Exercise instructions: Pull out every line from the records below that contains the string "indicator". Upper and lower case must match.

Records for the exercise:
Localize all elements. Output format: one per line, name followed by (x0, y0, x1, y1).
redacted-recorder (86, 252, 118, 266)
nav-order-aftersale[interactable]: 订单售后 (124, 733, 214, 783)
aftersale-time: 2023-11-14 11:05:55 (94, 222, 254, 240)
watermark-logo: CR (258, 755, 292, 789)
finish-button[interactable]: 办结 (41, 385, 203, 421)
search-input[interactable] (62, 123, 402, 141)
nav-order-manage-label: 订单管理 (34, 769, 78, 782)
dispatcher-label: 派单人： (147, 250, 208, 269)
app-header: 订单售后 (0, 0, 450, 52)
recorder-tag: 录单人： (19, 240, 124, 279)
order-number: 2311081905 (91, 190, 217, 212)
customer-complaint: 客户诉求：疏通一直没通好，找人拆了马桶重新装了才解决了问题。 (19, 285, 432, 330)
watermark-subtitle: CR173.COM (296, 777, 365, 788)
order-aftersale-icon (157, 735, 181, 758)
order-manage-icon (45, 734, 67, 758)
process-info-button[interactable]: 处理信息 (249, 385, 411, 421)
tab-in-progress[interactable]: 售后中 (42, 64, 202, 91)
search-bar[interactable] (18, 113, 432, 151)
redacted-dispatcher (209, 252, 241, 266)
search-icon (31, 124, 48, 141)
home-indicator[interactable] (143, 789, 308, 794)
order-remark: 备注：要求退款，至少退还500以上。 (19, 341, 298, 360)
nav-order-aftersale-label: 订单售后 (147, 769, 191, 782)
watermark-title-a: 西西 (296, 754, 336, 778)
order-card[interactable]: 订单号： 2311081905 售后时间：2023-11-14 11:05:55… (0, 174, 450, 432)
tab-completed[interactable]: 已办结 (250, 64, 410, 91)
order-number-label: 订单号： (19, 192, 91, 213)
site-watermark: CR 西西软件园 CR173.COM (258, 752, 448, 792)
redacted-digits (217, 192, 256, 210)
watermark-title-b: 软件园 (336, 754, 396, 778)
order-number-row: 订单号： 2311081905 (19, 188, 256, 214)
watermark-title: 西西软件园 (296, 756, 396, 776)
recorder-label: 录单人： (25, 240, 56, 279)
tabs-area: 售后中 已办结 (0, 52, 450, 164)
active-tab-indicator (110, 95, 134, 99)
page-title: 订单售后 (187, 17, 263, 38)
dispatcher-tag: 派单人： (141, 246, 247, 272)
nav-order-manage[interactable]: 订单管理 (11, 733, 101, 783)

Full response:
home-indicator[interactable] (143, 789, 308, 794)
active-tab-indicator (110, 95, 134, 99)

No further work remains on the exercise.